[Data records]
* * * * * * * * *

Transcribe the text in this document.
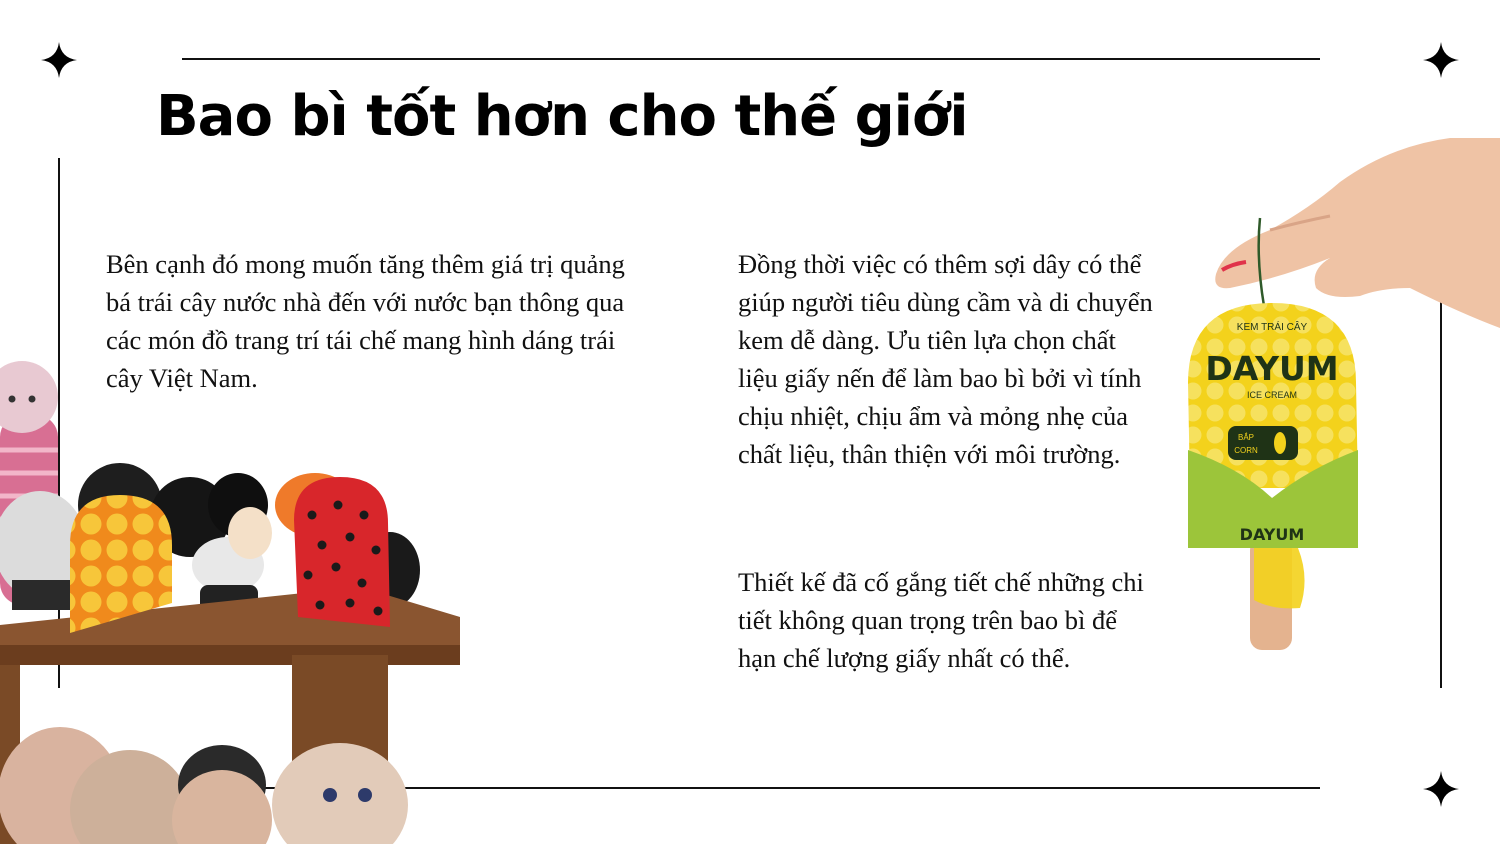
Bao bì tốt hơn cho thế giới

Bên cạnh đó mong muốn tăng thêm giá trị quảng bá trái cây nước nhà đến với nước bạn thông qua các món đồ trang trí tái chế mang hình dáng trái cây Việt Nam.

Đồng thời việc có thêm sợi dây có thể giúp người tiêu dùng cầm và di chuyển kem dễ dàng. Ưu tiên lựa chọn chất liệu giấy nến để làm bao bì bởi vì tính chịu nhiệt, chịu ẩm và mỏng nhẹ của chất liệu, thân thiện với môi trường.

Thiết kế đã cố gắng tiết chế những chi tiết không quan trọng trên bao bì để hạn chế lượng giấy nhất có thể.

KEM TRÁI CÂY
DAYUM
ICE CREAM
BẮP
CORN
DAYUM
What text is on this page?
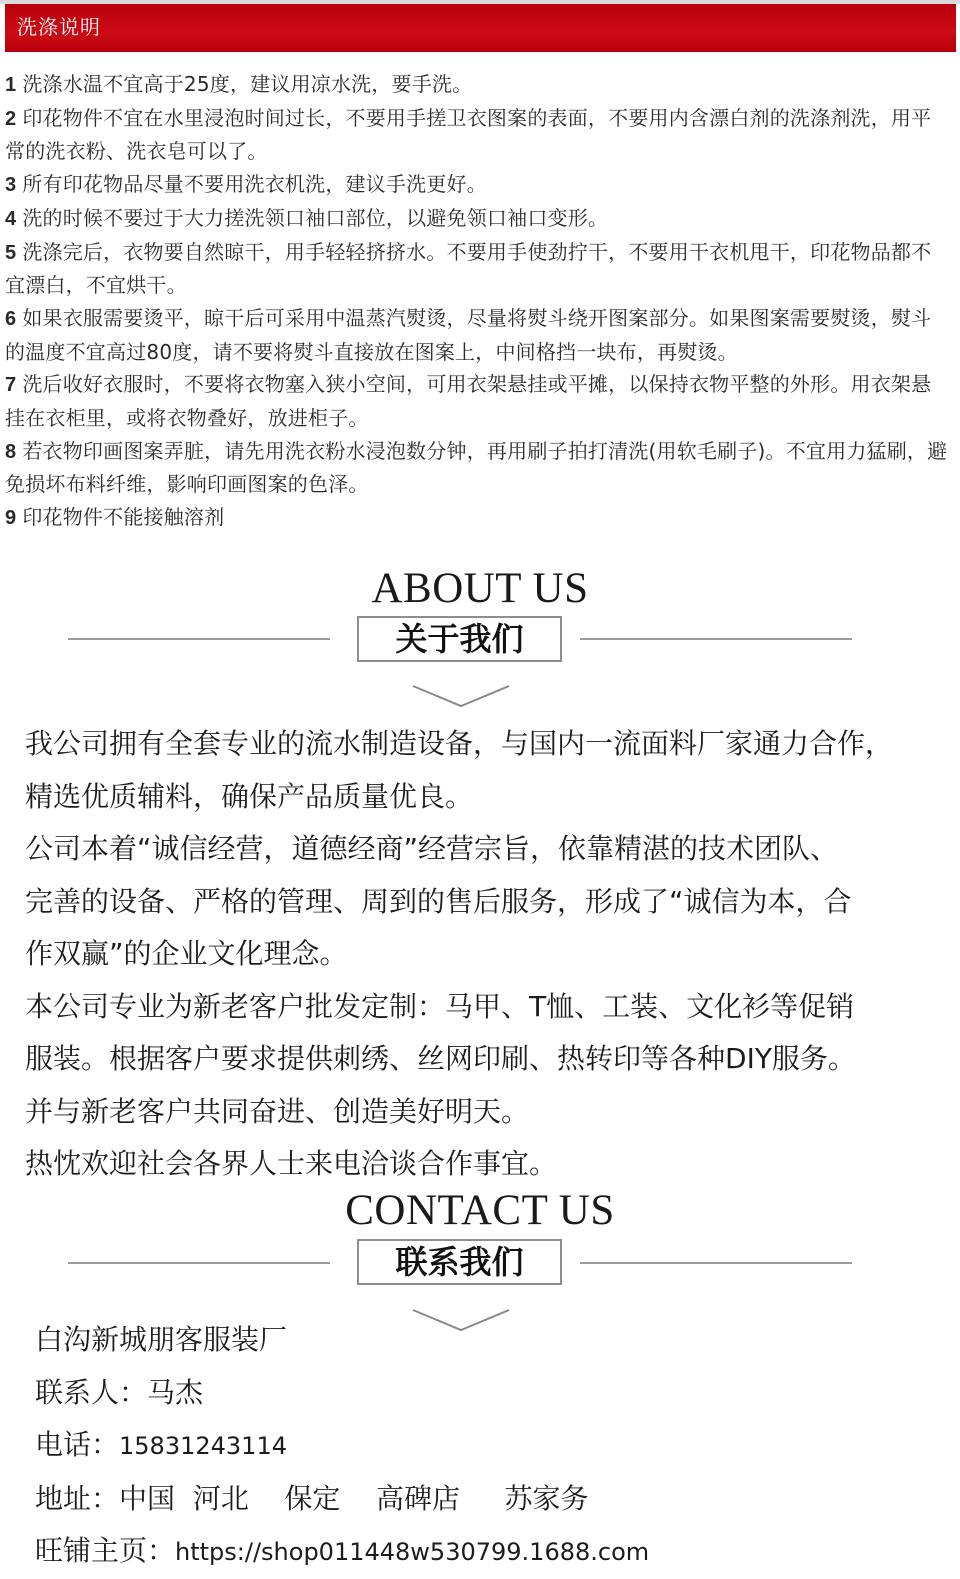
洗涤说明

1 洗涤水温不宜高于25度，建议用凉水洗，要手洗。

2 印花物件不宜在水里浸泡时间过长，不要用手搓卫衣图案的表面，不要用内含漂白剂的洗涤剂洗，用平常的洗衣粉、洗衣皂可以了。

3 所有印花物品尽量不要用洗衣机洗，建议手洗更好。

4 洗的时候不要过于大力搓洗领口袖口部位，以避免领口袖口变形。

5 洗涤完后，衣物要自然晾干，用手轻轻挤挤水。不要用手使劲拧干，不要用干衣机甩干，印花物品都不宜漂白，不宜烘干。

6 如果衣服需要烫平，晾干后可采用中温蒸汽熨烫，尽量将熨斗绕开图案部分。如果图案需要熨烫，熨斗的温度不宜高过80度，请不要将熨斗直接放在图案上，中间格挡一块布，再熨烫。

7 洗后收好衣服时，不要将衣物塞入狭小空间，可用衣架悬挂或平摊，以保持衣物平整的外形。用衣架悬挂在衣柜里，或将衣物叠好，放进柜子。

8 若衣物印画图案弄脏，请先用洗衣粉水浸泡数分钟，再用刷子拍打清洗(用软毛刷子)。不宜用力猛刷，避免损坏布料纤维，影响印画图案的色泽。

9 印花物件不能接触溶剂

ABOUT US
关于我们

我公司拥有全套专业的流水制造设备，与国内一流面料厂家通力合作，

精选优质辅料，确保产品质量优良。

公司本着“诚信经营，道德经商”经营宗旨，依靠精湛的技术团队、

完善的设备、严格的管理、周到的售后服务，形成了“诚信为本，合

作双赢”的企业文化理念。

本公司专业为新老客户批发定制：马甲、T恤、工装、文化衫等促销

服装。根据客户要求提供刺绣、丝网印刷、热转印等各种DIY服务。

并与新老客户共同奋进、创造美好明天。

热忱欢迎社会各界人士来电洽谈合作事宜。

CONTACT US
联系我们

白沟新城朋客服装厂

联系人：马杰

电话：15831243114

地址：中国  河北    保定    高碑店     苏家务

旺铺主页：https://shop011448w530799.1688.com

* * * * * * * * *

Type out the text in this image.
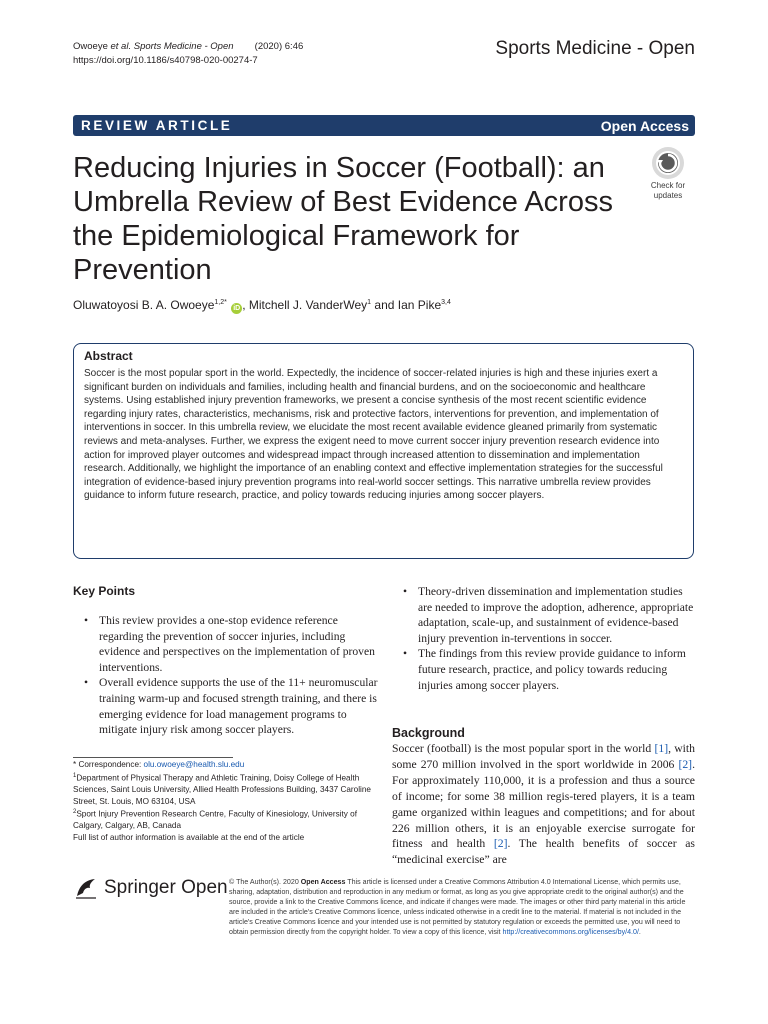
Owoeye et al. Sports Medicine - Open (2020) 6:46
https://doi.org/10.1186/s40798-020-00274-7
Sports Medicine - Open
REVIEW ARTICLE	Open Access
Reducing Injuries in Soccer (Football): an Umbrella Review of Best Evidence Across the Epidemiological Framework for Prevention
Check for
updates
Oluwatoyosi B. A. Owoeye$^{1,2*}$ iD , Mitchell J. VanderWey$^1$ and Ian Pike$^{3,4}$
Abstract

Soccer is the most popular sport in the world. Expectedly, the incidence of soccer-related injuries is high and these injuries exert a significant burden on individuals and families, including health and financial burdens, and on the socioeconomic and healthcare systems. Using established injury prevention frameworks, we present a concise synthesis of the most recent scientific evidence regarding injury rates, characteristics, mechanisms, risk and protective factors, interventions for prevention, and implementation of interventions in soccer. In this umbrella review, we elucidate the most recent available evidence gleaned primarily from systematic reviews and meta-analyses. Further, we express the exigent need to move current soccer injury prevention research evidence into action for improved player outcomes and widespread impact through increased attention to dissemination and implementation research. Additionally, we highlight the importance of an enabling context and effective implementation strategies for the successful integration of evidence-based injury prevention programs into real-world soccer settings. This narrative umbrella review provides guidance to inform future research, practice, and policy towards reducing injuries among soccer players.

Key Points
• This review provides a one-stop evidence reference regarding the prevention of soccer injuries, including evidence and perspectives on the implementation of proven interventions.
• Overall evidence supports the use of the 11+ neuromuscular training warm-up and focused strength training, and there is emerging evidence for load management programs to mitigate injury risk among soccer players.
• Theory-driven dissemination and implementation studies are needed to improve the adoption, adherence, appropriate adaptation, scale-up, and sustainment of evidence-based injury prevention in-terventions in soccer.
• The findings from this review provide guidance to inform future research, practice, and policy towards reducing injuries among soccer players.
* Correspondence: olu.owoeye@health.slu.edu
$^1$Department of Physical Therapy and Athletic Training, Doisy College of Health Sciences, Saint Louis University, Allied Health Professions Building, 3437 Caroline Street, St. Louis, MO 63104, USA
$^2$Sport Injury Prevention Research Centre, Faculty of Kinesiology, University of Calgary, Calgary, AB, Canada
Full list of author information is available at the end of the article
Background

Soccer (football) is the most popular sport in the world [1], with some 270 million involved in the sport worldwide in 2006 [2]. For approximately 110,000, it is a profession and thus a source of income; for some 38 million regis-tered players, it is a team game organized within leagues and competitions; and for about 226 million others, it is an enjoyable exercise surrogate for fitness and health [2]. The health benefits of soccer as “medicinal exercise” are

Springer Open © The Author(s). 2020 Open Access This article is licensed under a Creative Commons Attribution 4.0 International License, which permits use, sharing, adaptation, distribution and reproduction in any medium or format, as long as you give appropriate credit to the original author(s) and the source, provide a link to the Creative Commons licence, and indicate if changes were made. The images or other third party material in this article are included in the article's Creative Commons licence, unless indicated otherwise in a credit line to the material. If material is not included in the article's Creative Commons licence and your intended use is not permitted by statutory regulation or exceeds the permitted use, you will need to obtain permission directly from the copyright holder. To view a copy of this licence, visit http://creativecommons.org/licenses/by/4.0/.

* * * * * * * * *

_Task requirements_
Check each line above for the string "appropriate", then copy the ones that have it.

_Solution below_
• Theory-driven dissemination and implementation studies are needed to improve the adoption, adherence, appropriate adaptation, scale-up, and sustainment of evidence-based injury prevention in-terventions in soccer.
Springer Open © The Author(s). 2020 Open Access This article is licensed under a Creative Commons Attribution 4.0 International License, which permits use, sharing, adaptation, distribution and reproduction in any medium or format, as long as you give appropriate credit to the original author(s) and the source, provide a link to the Creative Commons licence, and indicate if changes were made. The images or other third party material in this article are included in the article's Creative Commons licence, unless indicated otherwise in a credit line to the material. If material is not included in the article's Creative Commons licence and your intended use is not permitted by statutory regulation or exceeds the permitted use, you will need to obtain permission directly from the copyright holder. To view a copy of this licence, visit http://creativecommons.org/licenses/by/4.0/.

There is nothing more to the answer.